_Requirement_. Copy out all lines with the word "CFDs" in them.

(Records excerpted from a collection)

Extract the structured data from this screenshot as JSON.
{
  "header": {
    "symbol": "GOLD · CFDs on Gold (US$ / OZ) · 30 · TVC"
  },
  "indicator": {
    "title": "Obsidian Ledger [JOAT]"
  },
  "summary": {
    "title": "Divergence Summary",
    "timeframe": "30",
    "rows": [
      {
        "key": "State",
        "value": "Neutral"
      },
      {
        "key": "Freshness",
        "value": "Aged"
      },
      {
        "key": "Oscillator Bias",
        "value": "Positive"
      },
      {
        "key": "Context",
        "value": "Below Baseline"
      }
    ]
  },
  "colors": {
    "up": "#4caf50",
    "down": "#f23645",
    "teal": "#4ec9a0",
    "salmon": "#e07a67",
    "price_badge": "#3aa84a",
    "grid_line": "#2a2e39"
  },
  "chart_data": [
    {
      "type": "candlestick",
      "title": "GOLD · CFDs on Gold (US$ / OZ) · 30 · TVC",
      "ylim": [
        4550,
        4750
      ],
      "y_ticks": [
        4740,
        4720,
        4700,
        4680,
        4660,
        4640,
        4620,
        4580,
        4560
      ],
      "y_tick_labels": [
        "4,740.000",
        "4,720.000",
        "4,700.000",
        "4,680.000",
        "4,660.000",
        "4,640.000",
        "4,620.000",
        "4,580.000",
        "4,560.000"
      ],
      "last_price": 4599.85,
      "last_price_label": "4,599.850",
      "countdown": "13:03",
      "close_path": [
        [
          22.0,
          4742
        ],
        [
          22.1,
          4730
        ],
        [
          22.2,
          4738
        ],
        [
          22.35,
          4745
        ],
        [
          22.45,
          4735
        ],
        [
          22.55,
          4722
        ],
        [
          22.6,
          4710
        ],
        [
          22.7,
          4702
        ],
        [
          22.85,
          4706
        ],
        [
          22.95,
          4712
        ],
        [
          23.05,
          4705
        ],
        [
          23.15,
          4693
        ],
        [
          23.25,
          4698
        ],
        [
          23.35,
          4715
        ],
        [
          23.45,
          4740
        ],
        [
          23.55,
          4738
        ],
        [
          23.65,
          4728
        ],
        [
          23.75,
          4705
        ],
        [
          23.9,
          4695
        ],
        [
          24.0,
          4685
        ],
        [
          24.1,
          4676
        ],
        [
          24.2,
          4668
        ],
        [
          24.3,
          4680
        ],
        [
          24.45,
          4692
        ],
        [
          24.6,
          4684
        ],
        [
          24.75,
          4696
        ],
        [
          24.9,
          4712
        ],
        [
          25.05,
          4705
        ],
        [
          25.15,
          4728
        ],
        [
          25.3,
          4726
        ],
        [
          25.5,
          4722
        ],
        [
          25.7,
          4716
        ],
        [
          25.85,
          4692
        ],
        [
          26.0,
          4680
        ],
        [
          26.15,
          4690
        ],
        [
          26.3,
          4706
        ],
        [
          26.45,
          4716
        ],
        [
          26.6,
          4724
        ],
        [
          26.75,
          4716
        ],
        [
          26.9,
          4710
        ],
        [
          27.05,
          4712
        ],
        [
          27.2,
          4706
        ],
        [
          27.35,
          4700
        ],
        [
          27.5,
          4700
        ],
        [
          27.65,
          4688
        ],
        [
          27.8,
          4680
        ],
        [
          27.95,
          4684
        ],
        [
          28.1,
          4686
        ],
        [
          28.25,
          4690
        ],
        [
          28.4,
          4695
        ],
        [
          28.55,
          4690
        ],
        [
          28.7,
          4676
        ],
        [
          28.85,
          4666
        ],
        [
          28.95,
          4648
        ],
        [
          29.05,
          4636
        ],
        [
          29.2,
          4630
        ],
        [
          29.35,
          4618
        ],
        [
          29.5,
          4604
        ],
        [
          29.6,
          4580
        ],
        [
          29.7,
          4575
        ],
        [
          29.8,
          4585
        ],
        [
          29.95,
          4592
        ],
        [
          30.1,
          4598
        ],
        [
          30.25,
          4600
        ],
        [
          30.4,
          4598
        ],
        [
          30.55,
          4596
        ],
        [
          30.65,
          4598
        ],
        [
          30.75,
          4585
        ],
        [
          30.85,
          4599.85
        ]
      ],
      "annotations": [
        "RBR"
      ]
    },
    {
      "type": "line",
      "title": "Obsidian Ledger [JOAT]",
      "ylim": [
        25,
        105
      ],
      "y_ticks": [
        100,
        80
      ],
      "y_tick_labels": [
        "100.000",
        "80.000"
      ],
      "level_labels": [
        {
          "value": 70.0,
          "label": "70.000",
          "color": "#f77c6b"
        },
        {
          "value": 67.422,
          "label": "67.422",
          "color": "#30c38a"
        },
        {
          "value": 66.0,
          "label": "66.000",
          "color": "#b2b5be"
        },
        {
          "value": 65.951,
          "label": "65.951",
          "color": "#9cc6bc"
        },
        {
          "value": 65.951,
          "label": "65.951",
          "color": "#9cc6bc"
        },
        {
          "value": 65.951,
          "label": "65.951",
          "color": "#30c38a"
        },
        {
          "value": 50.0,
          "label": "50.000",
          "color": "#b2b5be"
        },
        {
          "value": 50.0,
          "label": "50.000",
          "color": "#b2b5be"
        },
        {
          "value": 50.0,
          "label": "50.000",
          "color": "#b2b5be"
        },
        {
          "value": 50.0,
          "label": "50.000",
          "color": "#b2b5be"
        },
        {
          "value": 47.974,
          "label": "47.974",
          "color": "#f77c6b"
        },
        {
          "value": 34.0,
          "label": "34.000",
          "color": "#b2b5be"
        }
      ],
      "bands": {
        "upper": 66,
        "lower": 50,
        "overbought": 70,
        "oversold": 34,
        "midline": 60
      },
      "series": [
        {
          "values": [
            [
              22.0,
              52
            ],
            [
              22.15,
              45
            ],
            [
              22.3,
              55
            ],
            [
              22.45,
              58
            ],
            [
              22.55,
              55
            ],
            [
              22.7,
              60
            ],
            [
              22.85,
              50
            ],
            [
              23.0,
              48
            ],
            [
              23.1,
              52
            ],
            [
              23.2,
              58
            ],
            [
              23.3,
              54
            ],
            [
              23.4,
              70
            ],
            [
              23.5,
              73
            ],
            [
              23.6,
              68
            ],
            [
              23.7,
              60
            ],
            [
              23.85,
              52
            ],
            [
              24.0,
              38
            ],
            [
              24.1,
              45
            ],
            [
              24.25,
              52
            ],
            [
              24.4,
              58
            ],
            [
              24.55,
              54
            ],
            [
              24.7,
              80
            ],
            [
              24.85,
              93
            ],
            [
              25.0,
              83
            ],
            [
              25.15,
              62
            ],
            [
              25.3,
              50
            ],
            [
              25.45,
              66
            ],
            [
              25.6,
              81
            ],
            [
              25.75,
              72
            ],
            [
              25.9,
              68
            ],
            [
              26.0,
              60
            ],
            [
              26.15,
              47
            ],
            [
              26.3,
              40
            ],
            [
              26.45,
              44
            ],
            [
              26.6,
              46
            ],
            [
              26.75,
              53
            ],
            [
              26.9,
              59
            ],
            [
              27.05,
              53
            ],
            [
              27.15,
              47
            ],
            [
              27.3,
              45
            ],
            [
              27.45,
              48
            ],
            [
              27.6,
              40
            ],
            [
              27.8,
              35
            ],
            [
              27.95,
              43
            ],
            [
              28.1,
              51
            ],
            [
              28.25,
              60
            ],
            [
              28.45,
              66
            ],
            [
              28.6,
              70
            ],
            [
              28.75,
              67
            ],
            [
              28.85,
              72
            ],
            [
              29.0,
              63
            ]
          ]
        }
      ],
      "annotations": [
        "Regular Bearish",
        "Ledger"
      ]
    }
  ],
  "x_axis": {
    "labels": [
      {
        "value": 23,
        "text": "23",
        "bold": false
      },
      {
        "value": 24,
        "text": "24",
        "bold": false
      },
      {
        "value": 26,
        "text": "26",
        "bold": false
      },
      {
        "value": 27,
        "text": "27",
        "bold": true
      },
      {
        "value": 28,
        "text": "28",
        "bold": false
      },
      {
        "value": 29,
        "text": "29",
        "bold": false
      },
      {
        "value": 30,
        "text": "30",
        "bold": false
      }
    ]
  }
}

_Finished task_.
    "symbol": "GOLD · CFDs on Gold (US$ / OZ) · 30 · TVC"
      "title": "GOLD · CFDs on Gold (US$ / OZ) · 30 · TVC",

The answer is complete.